**WHAT THE EXERCISE ASKS**
Look through the data below and return each line where "with" appears.

**DATA LINES**
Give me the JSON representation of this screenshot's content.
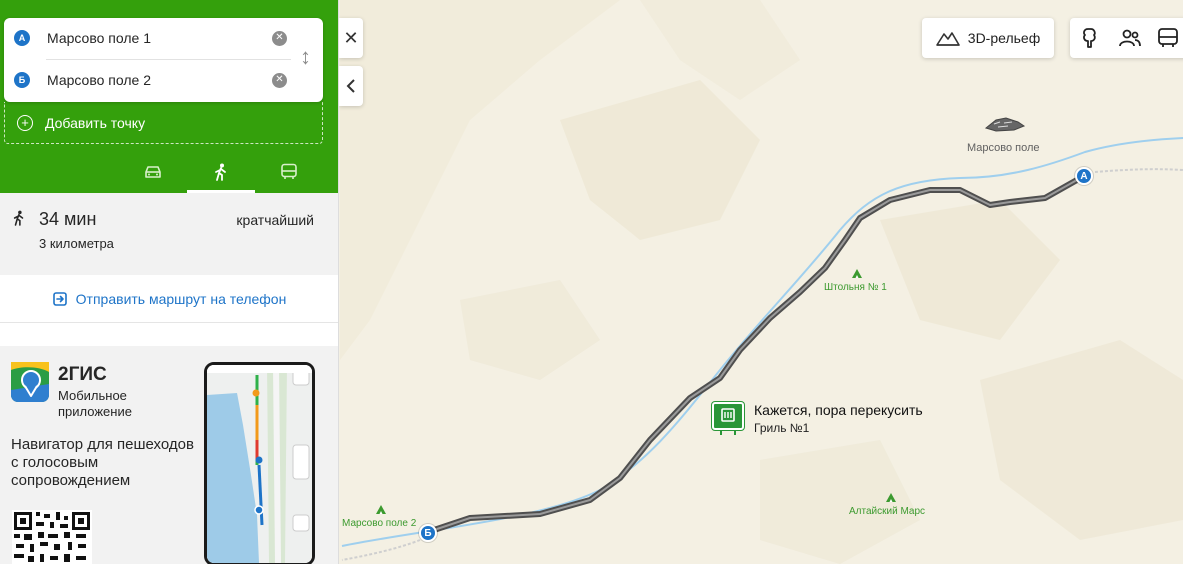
{
  "route": {
    "from": {
      "badge": "А",
      "text": "Марсово поле 1"
    },
    "to": {
      "badge": "Б",
      "text": "Марсово поле 2"
    },
    "add_point": "Добавить точку"
  },
  "summary": {
    "time": "34 мин",
    "distance": "3 километра",
    "tag": "кратчайший"
  },
  "send_route": "Отправить маршрут на телефон",
  "promo": {
    "title": "2ГИС",
    "subtitle": "Мобильное приложение",
    "description": "Навигатор для пешеходов с голосовым сопровождением"
  },
  "map": {
    "relief_label": "3D-рельеф",
    "labels": {
      "marsovo_pole": "Марсово поле",
      "shtolnya": "Штольня № 1",
      "marsovo_pole_2": "Марсово поле 2",
      "altai_mars": "Алтайский Марс"
    },
    "pins": {
      "a": "А",
      "b": "Б"
    },
    "food": {
      "title": "Кажется, пора перекусить",
      "subtitle": "Гриль №1"
    }
  },
  "colors": {
    "brand_green": "#34a00c",
    "route_blue": "#1e74c8",
    "route_line": "#5a5a5a"
  }
}
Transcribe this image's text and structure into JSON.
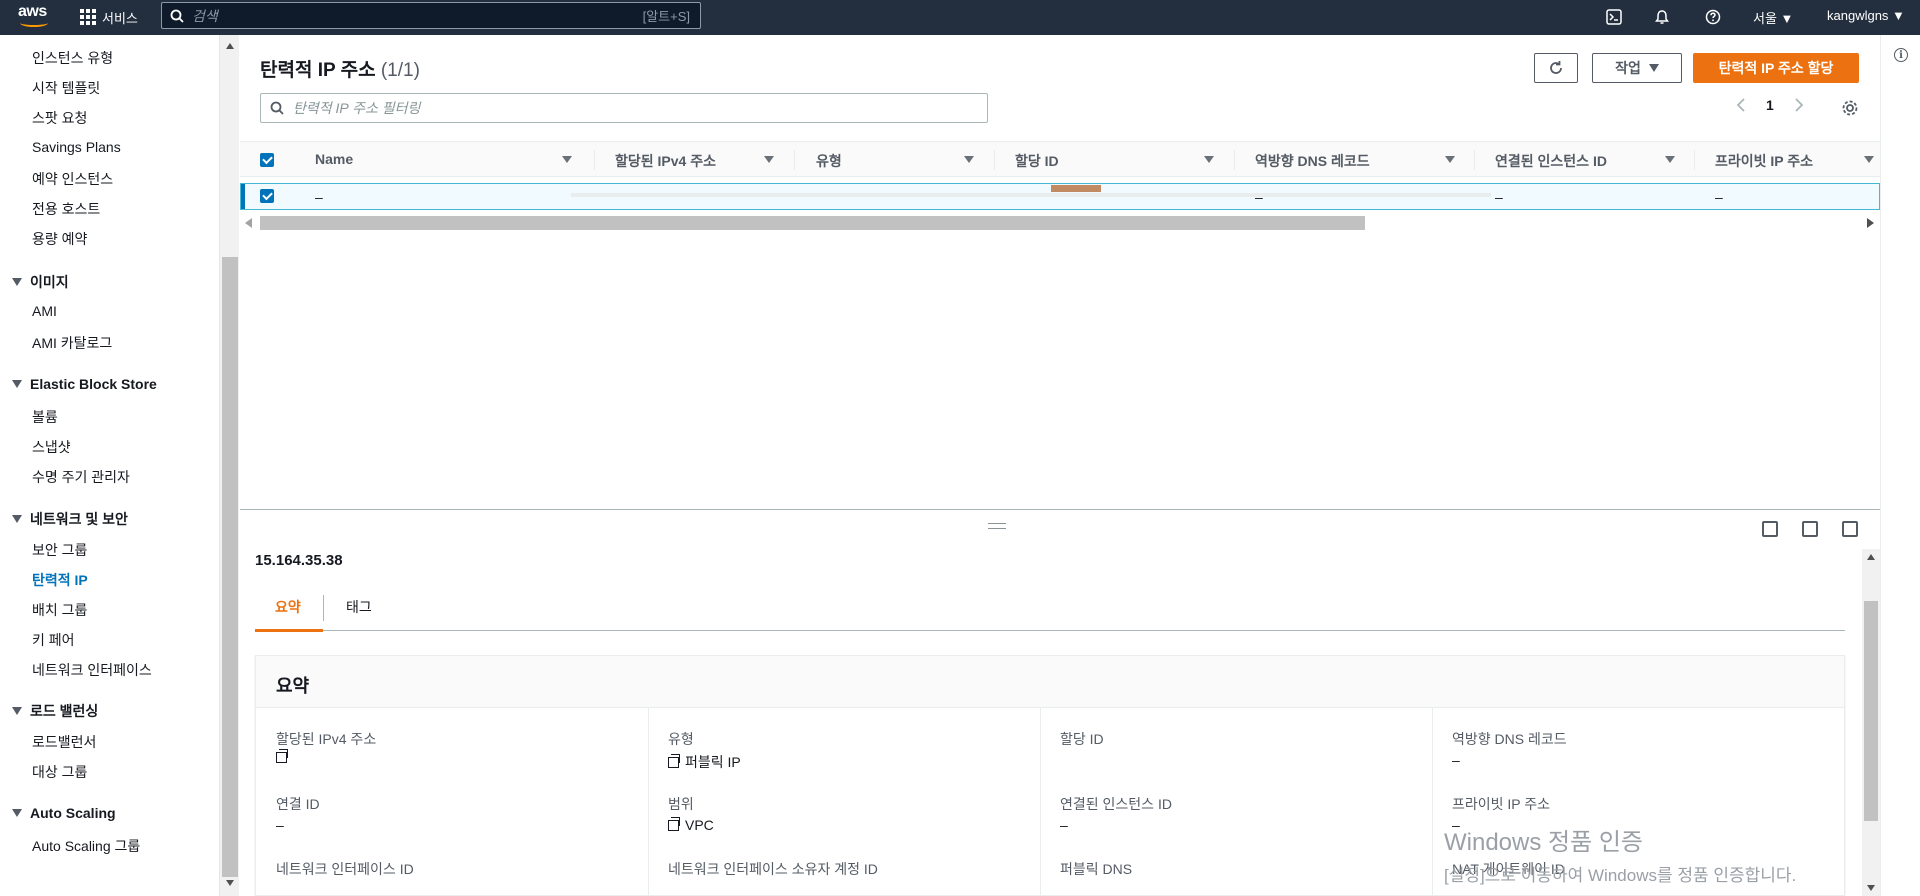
{
  "topnav": {
    "logo_text": "aws",
    "services_label": "서비스",
    "search_placeholder": "검색",
    "search_shortcut": "[알트+S]",
    "region": "서울 ▼",
    "account": "kangwlgns ▼"
  },
  "sidebar": {
    "items_top": [
      "인스턴스 유형",
      "시작 템플릿",
      "스팟 요청",
      "Savings Plans",
      "예약 인스턴스",
      "전용 호스트",
      "용량 예약"
    ],
    "section_images": {
      "title": "이미지",
      "items": [
        "AMI",
        "AMI 카탈로그"
      ]
    },
    "section_ebs": {
      "title": "Elastic Block Store",
      "items": [
        "볼륨",
        "스냅샷",
        "수명 주기 관리자"
      ]
    },
    "section_network": {
      "title": "네트워크 및 보안",
      "items": [
        "보안 그룹",
        "탄력적 IP",
        "배치 그룹",
        "키 페어",
        "네트워크 인터페이스"
      ],
      "active": "탄력적 IP"
    },
    "section_lb": {
      "title": "로드 밸런싱",
      "items": [
        "로드밸런서",
        "대상 그룹"
      ]
    },
    "section_as": {
      "title": "Auto Scaling",
      "items": [
        "Auto Scaling 그룹"
      ]
    }
  },
  "main": {
    "title": "탄력적 IP 주소",
    "count": "(1/1)",
    "actions_label": "작업",
    "allocate_label": "탄력적 IP 주소 할당",
    "filter_placeholder": "탄력적 IP 주소 필터링",
    "page_number": "1"
  },
  "table": {
    "columns": [
      "Name",
      "할당된 IPv4 주소",
      "유형",
      "할당 ID",
      "역방향 DNS 레코드",
      "연결된 인스턴스 ID",
      "프라이빗 IP 주소"
    ],
    "rows": [
      {
        "name": "–",
        "ipv4": "",
        "type": "",
        "allocation_id": "",
        "reverse_dns": "–",
        "instance_id": "–",
        "private_ip": "–",
        "selected": true
      }
    ]
  },
  "detail": {
    "title": "15.164.35.38",
    "tabs": [
      "요약",
      "태그"
    ],
    "active_tab": "요약",
    "summary_title": "요약",
    "fields": [
      {
        "label": "할당된 IPv4 주소",
        "value": ""
      },
      {
        "label": "유형",
        "value": "퍼블릭 IP"
      },
      {
        "label": "할당 ID",
        "value": ""
      },
      {
        "label": "역방향 DNS 레코드",
        "value": "–"
      },
      {
        "label": "연결 ID",
        "value": "–"
      },
      {
        "label": "범위",
        "value": "VPC"
      },
      {
        "label": "연결된 인스턴스 ID",
        "value": "–"
      },
      {
        "label": "프라이빗 IP 주소",
        "value": "–"
      },
      {
        "label": "네트워크 인터페이스 ID",
        "value": ""
      },
      {
        "label": "네트워크 인터페이스 소유자 계정 ID",
        "value": ""
      },
      {
        "label": "퍼블릭 DNS",
        "value": ""
      },
      {
        "label": "NAT 게이트웨이 ID",
        "value": ""
      }
    ]
  },
  "watermark": {
    "line1": "Windows 정품 인증",
    "line2": "[설정]으로 이동하여 Windows를 정품 인증합니다."
  },
  "colors": {
    "nav_bg": "#232f3e",
    "primary_button": "#ec7211",
    "link_active": "#0073bb",
    "selection_border": "#44b9d6"
  }
}
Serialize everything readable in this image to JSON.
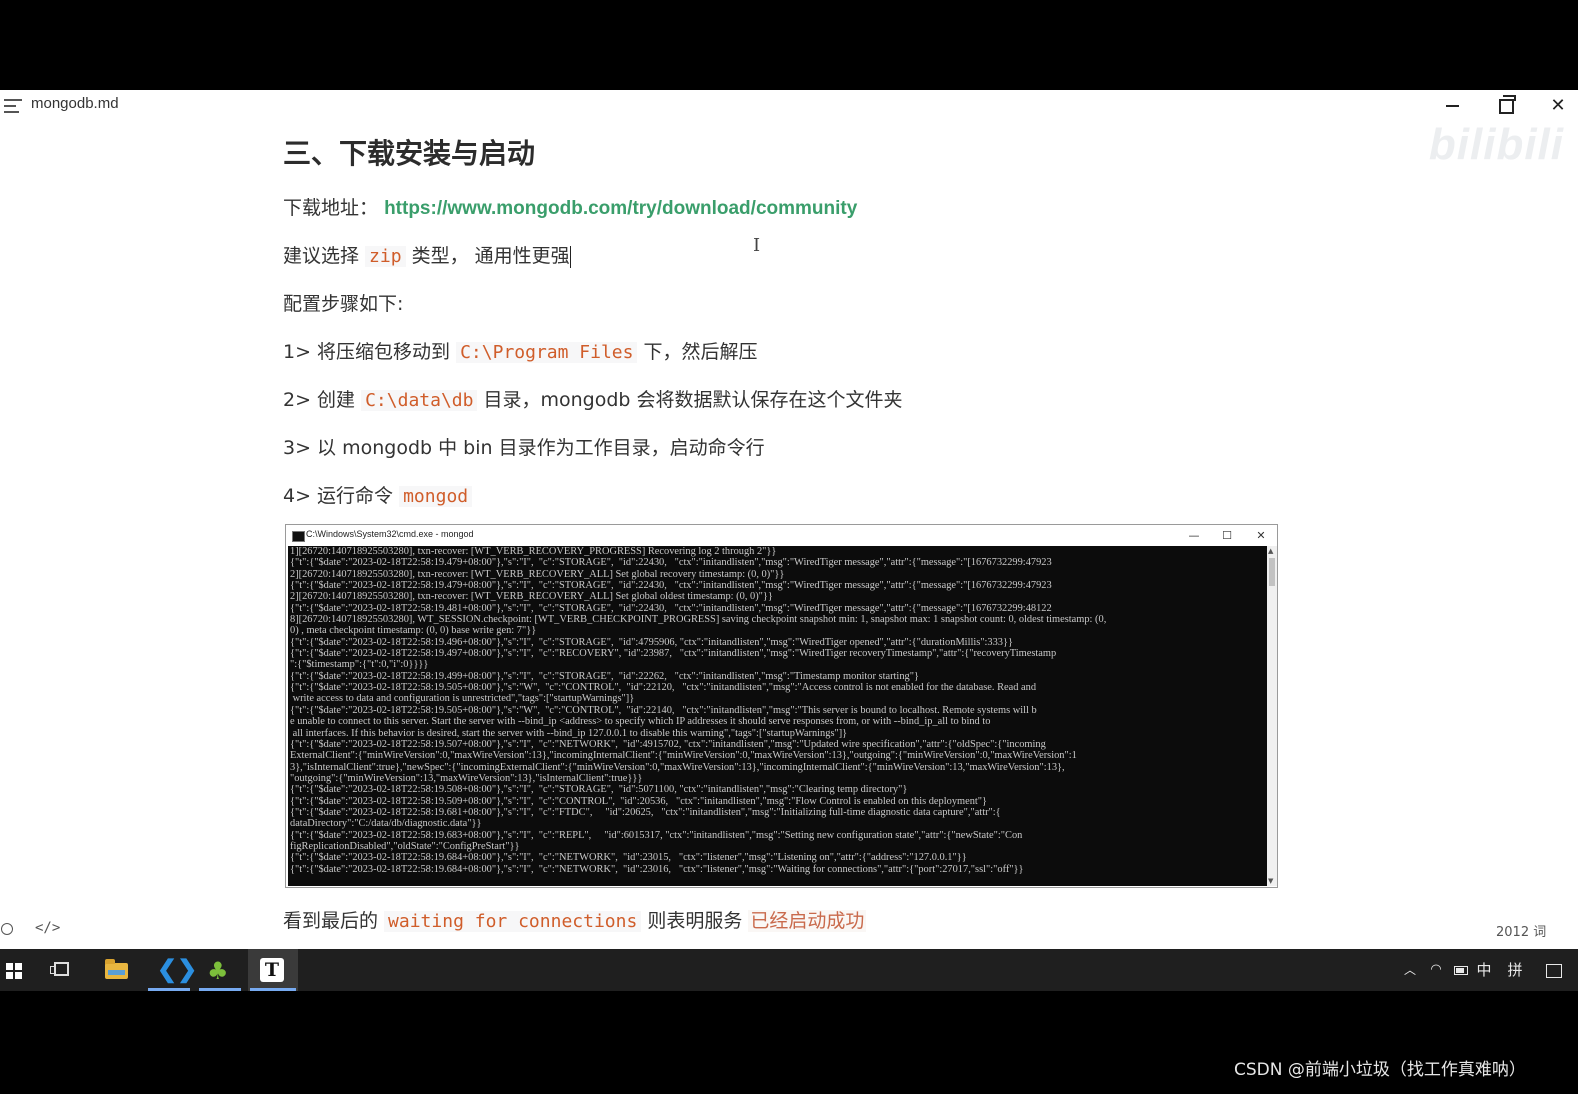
{
  "window": {
    "title": "mongodb.md",
    "watermark": "bilibili"
  },
  "doc": {
    "heading": "三、下载安装与启动",
    "download_label": "下载地址：",
    "download_url": "https://www.mongodb.com/try/download/community",
    "suggest_pre": "建议选择 ",
    "suggest_code": "zip",
    "suggest_post": " 类型， 通用性更强",
    "steps_title": "配置步骤如下:",
    "step1_pre": "1> 将压缩包移动到 ",
    "step1_code": "C:\\Program Files",
    "step1_post": " 下，然后解压",
    "step2_pre": "2> 创建 ",
    "step2_code": "C:\\data\\db",
    "step2_post": " 目录，mongodb 会将数据默认保存在这个文件夹",
    "step3": "3> 以 mongodb 中 bin 目录作为工作目录，启动命令行",
    "step4_pre": "4> 运行命令 ",
    "step4_code": "mongod",
    "final_pre": "看到最后的 ",
    "final_code": "waiting for connections",
    "final_mid": " 则表明服务 ",
    "final_hl": "已经启动成功"
  },
  "cmd": {
    "title": "C:\\Windows\\System32\\cmd.exe - mongod",
    "lines": [
      "1][26720:140718925503280], txn-recover: [WT_VERB_RECOVERY_PROGRESS] Recovering log 2 through 2\"}}",
      "{\"t\":{\"$date\":\"2023-02-18T22:58:19.479+08:00\"},\"s\":\"I\",  \"c\":\"STORAGE\",  \"id\":22430,   \"ctx\":\"initandlisten\",\"msg\":\"WiredTiger message\",\"attr\":{\"message\":\"[1676732299:47923",
      "2][26720:140718925503280], txn-recover: [WT_VERB_RECOVERY_ALL] Set global recovery timestamp: (0, 0)\"}}",
      "{\"t\":{\"$date\":\"2023-02-18T22:58:19.479+08:00\"},\"s\":\"I\",  \"c\":\"STORAGE\",  \"id\":22430,   \"ctx\":\"initandlisten\",\"msg\":\"WiredTiger message\",\"attr\":{\"message\":\"[1676732299:47923",
      "2][26720:140718925503280], txn-recover: [WT_VERB_RECOVERY_ALL] Set global oldest timestamp: (0, 0)\"}}",
      "{\"t\":{\"$date\":\"2023-02-18T22:58:19.481+08:00\"},\"s\":\"I\",  \"c\":\"STORAGE\",  \"id\":22430,   \"ctx\":\"initandlisten\",\"msg\":\"WiredTiger message\",\"attr\":{\"message\":\"[1676732299:48122",
      "8][26720:140718925503280], WT_SESSION.checkpoint: [WT_VERB_CHECKPOINT_PROGRESS] saving checkpoint snapshot min: 1, snapshot max: 1 snapshot count: 0, oldest timestamp: (0,",
      "0) , meta checkpoint timestamp: (0, 0) base write gen: 7\"}}",
      "{\"t\":{\"$date\":\"2023-02-18T22:58:19.496+08:00\"},\"s\":\"I\",  \"c\":\"STORAGE\",  \"id\":4795906, \"ctx\":\"initandlisten\",\"msg\":\"WiredTiger opened\",\"attr\":{\"durationMillis\":333}}",
      "{\"t\":{\"$date\":\"2023-02-18T22:58:19.497+08:00\"},\"s\":\"I\",  \"c\":\"RECOVERY\", \"id\":23987,   \"ctx\":\"initandlisten\",\"msg\":\"WiredTiger recoveryTimestamp\",\"attr\":{\"recoveryTimestamp",
      "\":{\"$timestamp\":{\"t\":0,\"i\":0}}}}",
      "{\"t\":{\"$date\":\"2023-02-18T22:58:19.499+08:00\"},\"s\":\"I\",  \"c\":\"STORAGE\",  \"id\":22262,   \"ctx\":\"initandlisten\",\"msg\":\"Timestamp monitor starting\"}",
      "{\"t\":{\"$date\":\"2023-02-18T22:58:19.505+08:00\"},\"s\":\"W\",  \"c\":\"CONTROL\",  \"id\":22120,   \"ctx\":\"initandlisten\",\"msg\":\"Access control is not enabled for the database. Read and",
      " write access to data and configuration is unrestricted\",\"tags\":[\"startupWarnings\"]}",
      "{\"t\":{\"$date\":\"2023-02-18T22:58:19.505+08:00\"},\"s\":\"W\",  \"c\":\"CONTROL\",  \"id\":22140,   \"ctx\":\"initandlisten\",\"msg\":\"This server is bound to localhost. Remote systems will b",
      "e unable to connect to this server. Start the server with --bind_ip <address> to specify which IP addresses it should serve responses from, or with --bind_ip_all to bind to",
      " all interfaces. If this behavior is desired, start the server with --bind_ip 127.0.0.1 to disable this warning\",\"tags\":[\"startupWarnings\"]}",
      "{\"t\":{\"$date\":\"2023-02-18T22:58:19.507+08:00\"},\"s\":\"I\",  \"c\":\"NETWORK\",  \"id\":4915702, \"ctx\":\"initandlisten\",\"msg\":\"Updated wire specification\",\"attr\":{\"oldSpec\":{\"incoming",
      "ExternalClient\":{\"minWireVersion\":0,\"maxWireVersion\":13},\"incomingInternalClient\":{\"minWireVersion\":0,\"maxWireVersion\":13},\"outgoing\":{\"minWireVersion\":0,\"maxWireVersion\":1",
      "3},\"isInternalClient\":true},\"newSpec\":{\"incomingExternalClient\":{\"minWireVersion\":0,\"maxWireVersion\":13},\"incomingInternalClient\":{\"minWireVersion\":13,\"maxWireVersion\":13},",
      "\"outgoing\":{\"minWireVersion\":13,\"maxWireVersion\":13},\"isInternalClient\":true}}}",
      "{\"t\":{\"$date\":\"2023-02-18T22:58:19.508+08:00\"},\"s\":\"I\",  \"c\":\"STORAGE\",  \"id\":5071100, \"ctx\":\"initandlisten\",\"msg\":\"Clearing temp directory\"}",
      "{\"t\":{\"$date\":\"2023-02-18T22:58:19.509+08:00\"},\"s\":\"I\",  \"c\":\"CONTROL\",  \"id\":20536,   \"ctx\":\"initandlisten\",\"msg\":\"Flow Control is enabled on this deployment\"}",
      "{\"t\":{\"$date\":\"2023-02-18T22:58:19.681+08:00\"},\"s\":\"I\",  \"c\":\"FTDC\",     \"id\":20625,   \"ctx\":\"initandlisten\",\"msg\":\"Initializing full-time diagnostic data capture\",\"attr\":{",
      "dataDirectory\":\"C:/data/db/diagnostic.data\"}}",
      "{\"t\":{\"$date\":\"2023-02-18T22:58:19.683+08:00\"},\"s\":\"I\",  \"c\":\"REPL\",     \"id\":6015317, \"ctx\":\"initandlisten\",\"msg\":\"Setting new configuration state\",\"attr\":{\"newState\":\"Con",
      "figReplicationDisabled\",\"oldState\":\"ConfigPreStart\"}}",
      "{\"t\":{\"$date\":\"2023-02-18T22:58:19.684+08:00\"},\"s\":\"I\",  \"c\":\"NETWORK\",  \"id\":23015,   \"ctx\":\"listener\",\"msg\":\"Listening on\",\"attr\":{\"address\":\"127.0.0.1\"}}",
      "{\"t\":{\"$date\":\"2023-02-18T22:58:19.684+08:00\"},\"s\":\"I\",  \"c\":\"NETWORK\",  \"id\":23016,   \"ctx\":\"listener\",\"msg\":\"Waiting for connections\",\"attr\":{\"port\":27017,\"ssl\":\"off\"}}"
    ]
  },
  "status": {
    "word_count": "2012 词",
    "source_toggle": "</>"
  },
  "taskbar": {
    "ime": "中",
    "ime2": "拼"
  },
  "overlay": {
    "csdn": "CSDN @前端小垃圾（找工作真难呐）"
  },
  "colors": {
    "link": "#3a9e6b",
    "code": "#d05d2a",
    "terminal_bg": "#0c0c0c",
    "taskbar_bg": "#1f1f1f"
  }
}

**WRITTEN SOLUTION**
      "e unable to connect to this server. Start the server with --bind_ip <address> to specify which IP addresses it should serve responses from, or with --bind_ip_all to bind to",
      " all interfaces. If this behavior is desired, start the server with --bind_ip 127.0.0.1 to disable this warning\",\"tags\":[\"startupWarnings\"]}",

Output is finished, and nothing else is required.